Data entries for graphics:
......

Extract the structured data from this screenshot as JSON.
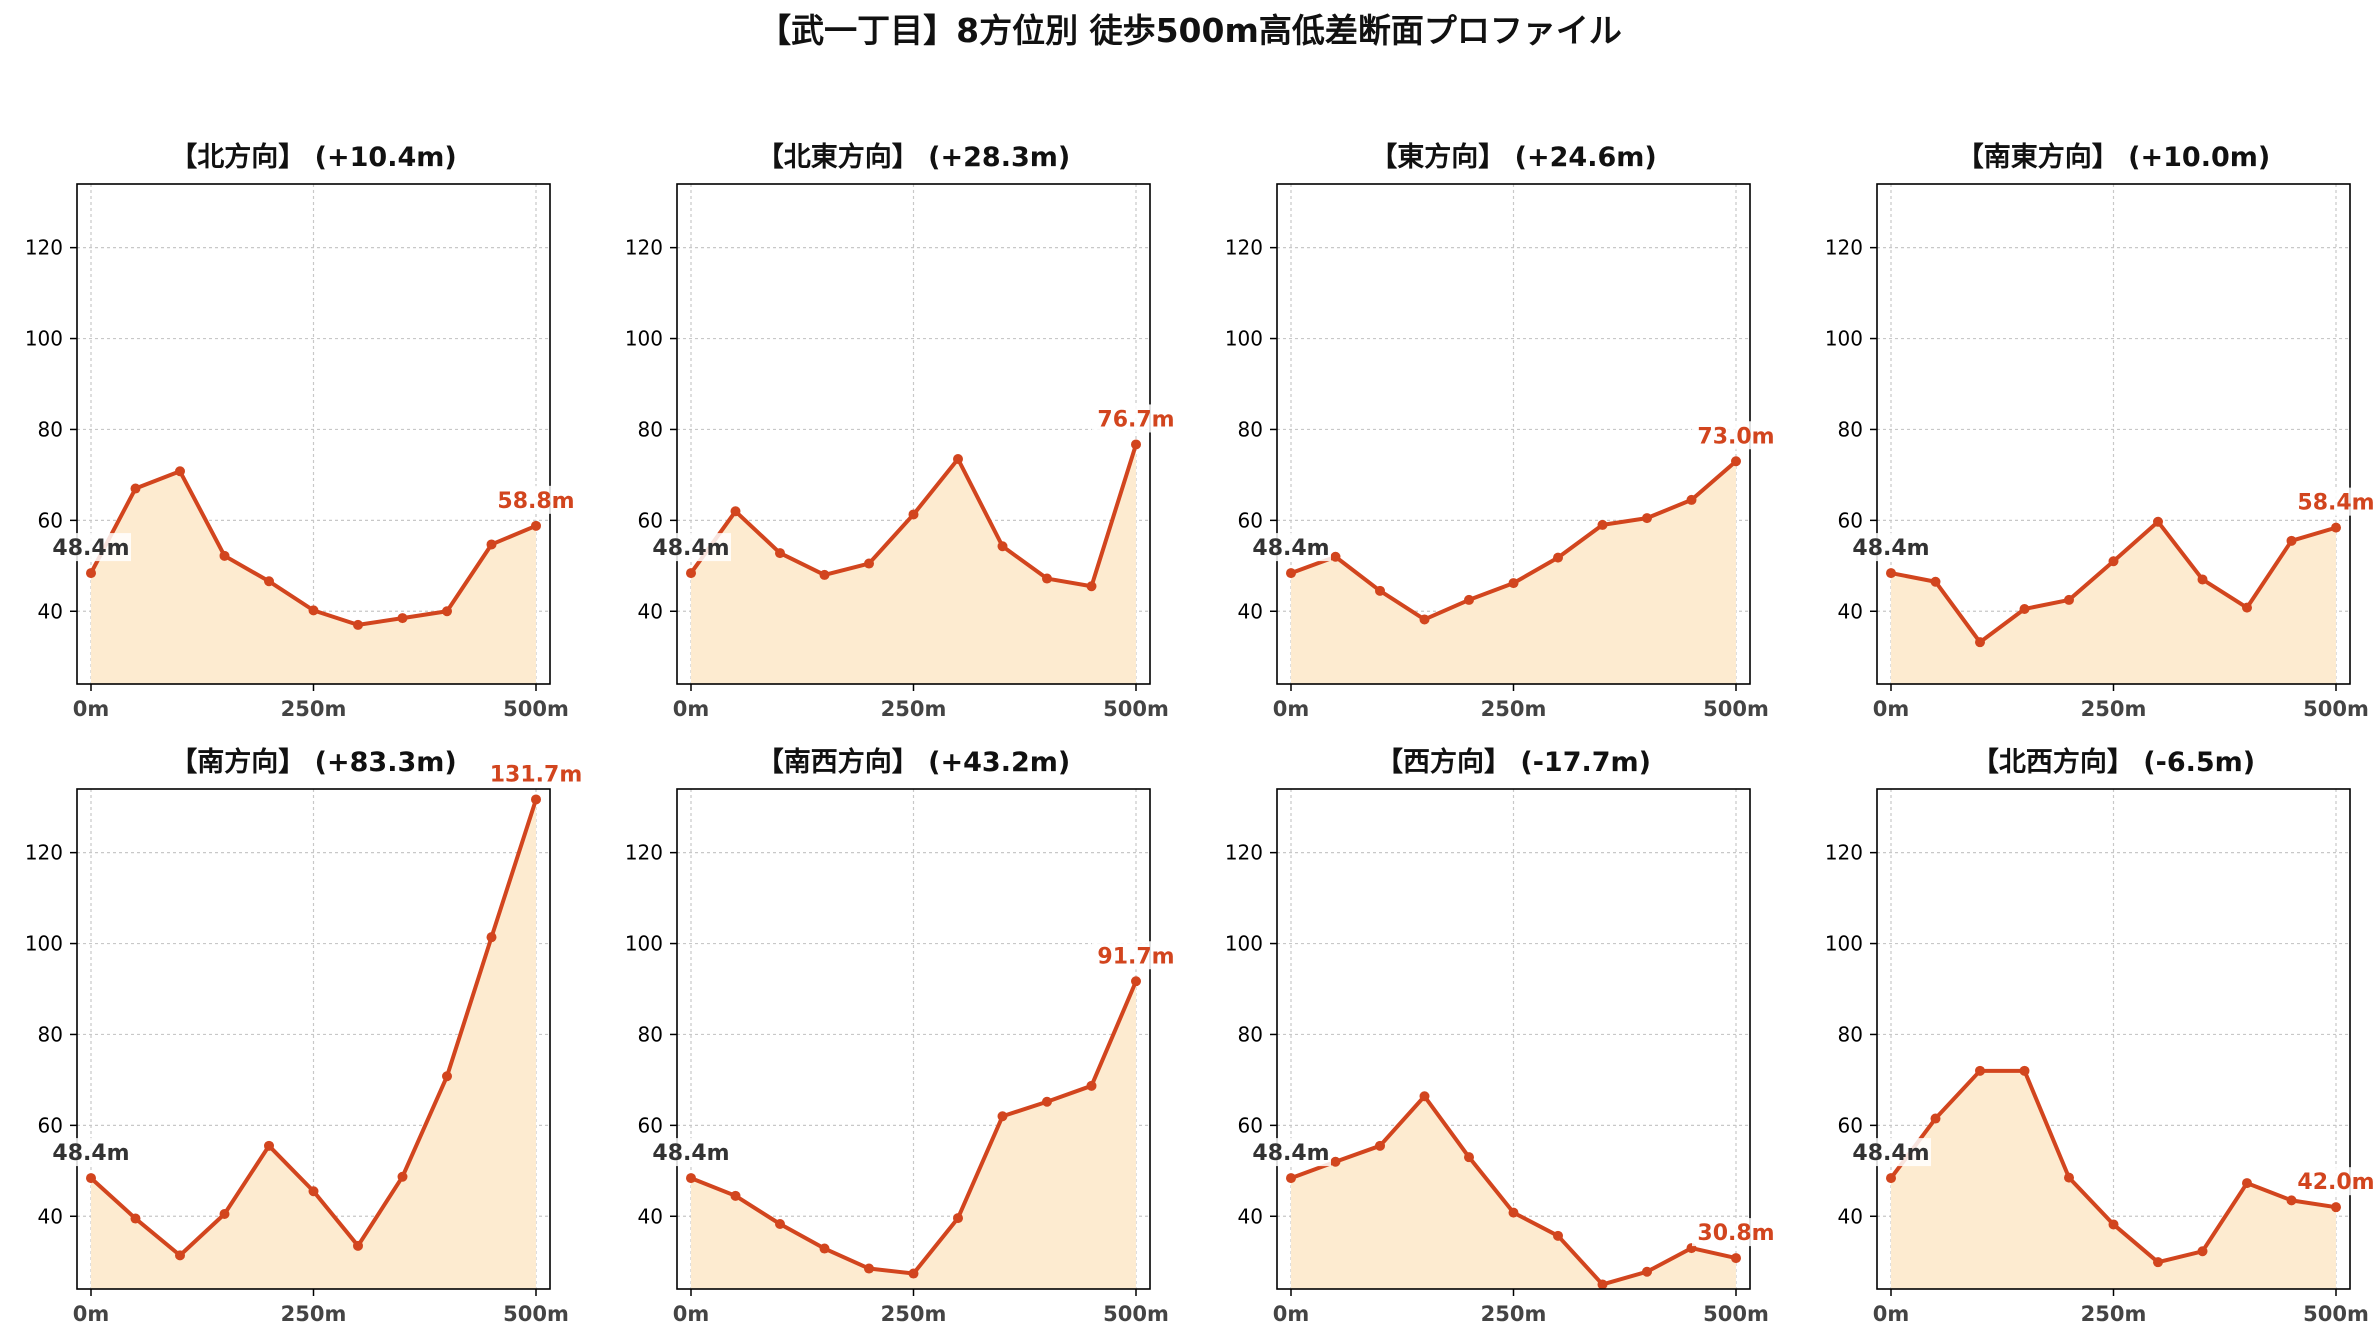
{
  "title": "【武一丁目】8方位別 徒歩500m高低差断面プロファイル",
  "colors": {
    "line": "#d2451e",
    "fill": "#fdebd0",
    "grid": "#c8c8c8",
    "axis": "#000000",
    "tick_text": "#000000",
    "x_tick_text": "#444444",
    "start_label": "#333333"
  },
  "chart_data": [
    {
      "type": "line",
      "title": "【北方向】 (+10.4m)",
      "x": [
        0,
        50,
        100,
        150,
        200,
        250,
        300,
        350,
        400,
        450,
        500
      ],
      "values": [
        48.4,
        67.0,
        70.8,
        52.2,
        46.6,
        40.2,
        37.0,
        38.5,
        40.0,
        54.7,
        58.8
      ],
      "start_label": "48.4m",
      "end_label": "58.8m",
      "xticks": [
        "0m",
        "250m",
        "500m"
      ],
      "yticks": [
        "40",
        "60",
        "80",
        "100",
        "120"
      ],
      "xlim": [
        0,
        500
      ],
      "ylim": [
        24,
        134
      ],
      "grid": true
    },
    {
      "type": "line",
      "title": "【北東方向】 (+28.3m)",
      "x": [
        0,
        50,
        100,
        150,
        200,
        250,
        300,
        350,
        400,
        450,
        500
      ],
      "values": [
        48.4,
        62.0,
        52.8,
        48.0,
        50.5,
        61.3,
        73.5,
        54.3,
        47.2,
        45.5,
        76.7
      ],
      "start_label": "48.4m",
      "end_label": "76.7m",
      "xticks": [
        "0m",
        "250m",
        "500m"
      ],
      "yticks": [
        "40",
        "60",
        "80",
        "100",
        "120"
      ],
      "xlim": [
        0,
        500
      ],
      "ylim": [
        24,
        134
      ],
      "grid": true
    },
    {
      "type": "line",
      "title": "【東方向】 (+24.6m)",
      "x": [
        0,
        50,
        100,
        150,
        200,
        250,
        300,
        350,
        400,
        450,
        500
      ],
      "values": [
        48.4,
        52.0,
        44.5,
        38.2,
        42.5,
        46.2,
        51.8,
        59.0,
        60.5,
        64.5,
        73.0
      ],
      "start_label": "48.4m",
      "end_label": "73.0m",
      "xticks": [
        "0m",
        "250m",
        "500m"
      ],
      "yticks": [
        "40",
        "60",
        "80",
        "100",
        "120"
      ],
      "xlim": [
        0,
        500
      ],
      "ylim": [
        24,
        134
      ],
      "grid": true
    },
    {
      "type": "line",
      "title": "【南東方向】 (+10.0m)",
      "x": [
        0,
        50,
        100,
        150,
        200,
        250,
        300,
        350,
        400,
        450,
        500
      ],
      "values": [
        48.4,
        46.5,
        33.2,
        40.5,
        42.5,
        51.0,
        59.7,
        47.0,
        40.8,
        55.5,
        58.4
      ],
      "start_label": "48.4m",
      "end_label": "58.4m",
      "xticks": [
        "0m",
        "250m",
        "500m"
      ],
      "yticks": [
        "40",
        "60",
        "80",
        "100",
        "120"
      ],
      "xlim": [
        0,
        500
      ],
      "ylim": [
        24,
        134
      ],
      "grid": true
    },
    {
      "type": "line",
      "title": "【南方向】 (+83.3m)",
      "x": [
        0,
        50,
        100,
        150,
        200,
        250,
        300,
        350,
        400,
        450,
        500
      ],
      "values": [
        48.4,
        39.5,
        31.4,
        40.5,
        55.5,
        45.5,
        33.5,
        48.7,
        70.8,
        101.4,
        131.7
      ],
      "start_label": "48.4m",
      "end_label": "131.7m",
      "xticks": [
        "0m",
        "250m",
        "500m"
      ],
      "yticks": [
        "40",
        "60",
        "80",
        "100",
        "120"
      ],
      "xlim": [
        0,
        500
      ],
      "ylim": [
        24,
        134
      ],
      "grid": true
    },
    {
      "type": "line",
      "title": "【南西方向】 (+43.2m)",
      "x": [
        0,
        50,
        100,
        150,
        200,
        250,
        300,
        350,
        400,
        450,
        500
      ],
      "values": [
        48.4,
        44.5,
        38.3,
        32.9,
        28.5,
        27.4,
        39.6,
        62.0,
        65.2,
        68.7,
        91.7
      ],
      "start_label": "48.4m",
      "end_label": "91.7m",
      "xticks": [
        "0m",
        "250m",
        "500m"
      ],
      "yticks": [
        "40",
        "60",
        "80",
        "100",
        "120"
      ],
      "xlim": [
        0,
        500
      ],
      "ylim": [
        24,
        134
      ],
      "grid": true
    },
    {
      "type": "line",
      "title": "【西方向】 (-17.7m)",
      "x": [
        0,
        50,
        100,
        150,
        200,
        250,
        300,
        350,
        400,
        450,
        500
      ],
      "values": [
        48.4,
        52.0,
        55.5,
        66.4,
        53.0,
        40.8,
        35.7,
        25.0,
        27.8,
        33.0,
        30.8
      ],
      "start_label": "48.4m",
      "end_label": "30.8m",
      "xticks": [
        "0m",
        "250m",
        "500m"
      ],
      "yticks": [
        "40",
        "60",
        "80",
        "100",
        "120"
      ],
      "xlim": [
        0,
        500
      ],
      "ylim": [
        24,
        134
      ],
      "grid": true
    },
    {
      "type": "line",
      "title": "【北西方向】 (-6.5m)",
      "x": [
        0,
        50,
        100,
        150,
        200,
        250,
        300,
        350,
        400,
        450,
        500
      ],
      "values": [
        48.4,
        61.5,
        72.0,
        72.0,
        48.5,
        38.2,
        29.9,
        32.3,
        47.3,
        43.5,
        42.0
      ],
      "start_label": "48.4m",
      "end_label": "42.0m",
      "xticks": [
        "0m",
        "250m",
        "500m"
      ],
      "yticks": [
        "40",
        "60",
        "80",
        "100",
        "120"
      ],
      "xlim": [
        0,
        500
      ],
      "ylim": [
        24,
        134
      ],
      "grid": true
    }
  ]
}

......

What you need to do. Copy every line of the data exactly as written, excluding the pictures.

Output for this exercise.
Extract the structured data from this screenshot as JSON.
{
  "title": "【武一丁目】8方位別 徒歩500m高低差断面プロファイル",
  "colors": {
    "line": "#d2451e",
    "fill": "#fdebd0",
    "grid": "#c8c8c8",
    "axis": "#000000",
    "tick_text": "#000000",
    "x_tick_text": "#444444",
    "start_label": "#333333"
  },
  "chart_data": [
    {
      "type": "line",
      "title": "【北方向】 (+10.4m)",
      "x": [
        0,
        50,
        100,
        150,
        200,
        250,
        300,
        350,
        400,
        450,
        500
      ],
      "values": [
        48.4,
        67.0,
        70.8,
        52.2,
        46.6,
        40.2,
        37.0,
        38.5,
        40.0,
        54.7,
        58.8
      ],
      "start_label": "48.4m",
      "end_label": "58.8m",
      "xticks": [
        "0m",
        "250m",
        "500m"
      ],
      "yticks": [
        "40",
        "60",
        "80",
        "100",
        "120"
      ],
      "xlim": [
        0,
        500
      ],
      "ylim": [
        24,
        134
      ],
      "grid": true
    },
    {
      "type": "line",
      "title": "【北東方向】 (+28.3m)",
      "x": [
        0,
        50,
        100,
        150,
        200,
        250,
        300,
        350,
        400,
        450,
        500
      ],
      "values": [
        48.4,
        62.0,
        52.8,
        48.0,
        50.5,
        61.3,
        73.5,
        54.3,
        47.2,
        45.5,
        76.7
      ],
      "start_label": "48.4m",
      "end_label": "76.7m",
      "xticks": [
        "0m",
        "250m",
        "500m"
      ],
      "yticks": [
        "40",
        "60",
        "80",
        "100",
        "120"
      ],
      "xlim": [
        0,
        500
      ],
      "ylim": [
        24,
        134
      ],
      "grid": true
    },
    {
      "type": "line",
      "title": "【東方向】 (+24.6m)",
      "x": [
        0,
        50,
        100,
        150,
        200,
        250,
        300,
        350,
        400,
        450,
        500
      ],
      "values": [
        48.4,
        52.0,
        44.5,
        38.2,
        42.5,
        46.2,
        51.8,
        59.0,
        60.5,
        64.5,
        73.0
      ],
      "start_label": "48.4m",
      "end_label": "73.0m",
      "xticks": [
        "0m",
        "250m",
        "500m"
      ],
      "yticks": [
        "40",
        "60",
        "80",
        "100",
        "120"
      ],
      "xlim": [
        0,
        500
      ],
      "ylim": [
        24,
        134
      ],
      "grid": true
    },
    {
      "type": "line",
      "title": "【南東方向】 (+10.0m)",
      "x": [
        0,
        50,
        100,
        150,
        200,
        250,
        300,
        350,
        400,
        450,
        500
      ],
      "values": [
        48.4,
        46.5,
        33.2,
        40.5,
        42.5,
        51.0,
        59.7,
        47.0,
        40.8,
        55.5,
        58.4
      ],
      "start_label": "48.4m",
      "end_label": "58.4m",
      "xticks": [
        "0m",
        "250m",
        "500m"
      ],
      "yticks": [
        "40",
        "60",
        "80",
        "100",
        "120"
      ],
      "xlim": [
        0,
        500
      ],
      "ylim": [
        24,
        134
      ],
      "grid": true
    },
    {
      "type": "line",
      "title": "【南方向】 (+83.3m)",
      "x": [
        0,
        50,
        100,
        150,
        200,
        250,
        300,
        350,
        400,
        450,
        500
      ],
      "values": [
        48.4,
        39.5,
        31.4,
        40.5,
        55.5,
        45.5,
        33.5,
        48.7,
        70.8,
        101.4,
        131.7
      ],
      "start_label": "48.4m",
      "end_label": "131.7m",
      "xticks": [
        "0m",
        "250m",
        "500m"
      ],
      "yticks": [
        "40",
        "60",
        "80",
        "100",
        "120"
      ],
      "xlim": [
        0,
        500
      ],
      "ylim": [
        24,
        134
      ],
      "grid": true
    },
    {
      "type": "line",
      "title": "【南西方向】 (+43.2m)",
      "x": [
        0,
        50,
        100,
        150,
        200,
        250,
        300,
        350,
        400,
        450,
        500
      ],
      "values": [
        48.4,
        44.5,
        38.3,
        32.9,
        28.5,
        27.4,
        39.6,
        62.0,
        65.2,
        68.7,
        91.7
      ],
      "start_label": "48.4m",
      "end_label": "91.7m",
      "xticks": [
        "0m",
        "250m",
        "500m"
      ],
      "yticks": [
        "40",
        "60",
        "80",
        "100",
        "120"
      ],
      "xlim": [
        0,
        500
      ],
      "ylim": [
        24,
        134
      ],
      "grid": true
    },
    {
      "type": "line",
      "title": "【西方向】 (-17.7m)",
      "x": [
        0,
        50,
        100,
        150,
        200,
        250,
        300,
        350,
        400,
        450,
        500
      ],
      "values": [
        48.4,
        52.0,
        55.5,
        66.4,
        53.0,
        40.8,
        35.7,
        25.0,
        27.8,
        33.0,
        30.8
      ],
      "start_label": "48.4m",
      "end_label": "30.8m",
      "xticks": [
        "0m",
        "250m",
        "500m"
      ],
      "yticks": [
        "40",
        "60",
        "80",
        "100",
        "120"
      ],
      "xlim": [
        0,
        500
      ],
      "ylim": [
        24,
        134
      ],
      "grid": true
    },
    {
      "type": "line",
      "title": "【北西方向】 (-6.5m)",
      "x": [
        0,
        50,
        100,
        150,
        200,
        250,
        300,
        350,
        400,
        450,
        500
      ],
      "values": [
        48.4,
        61.5,
        72.0,
        72.0,
        48.5,
        38.2,
        29.9,
        32.3,
        47.3,
        43.5,
        42.0
      ],
      "start_label": "48.4m",
      "end_label": "42.0m",
      "xticks": [
        "0m",
        "250m",
        "500m"
      ],
      "yticks": [
        "40",
        "60",
        "80",
        "100",
        "120"
      ],
      "xlim": [
        0,
        500
      ],
      "ylim": [
        24,
        134
      ],
      "grid": true
    }
  ]
}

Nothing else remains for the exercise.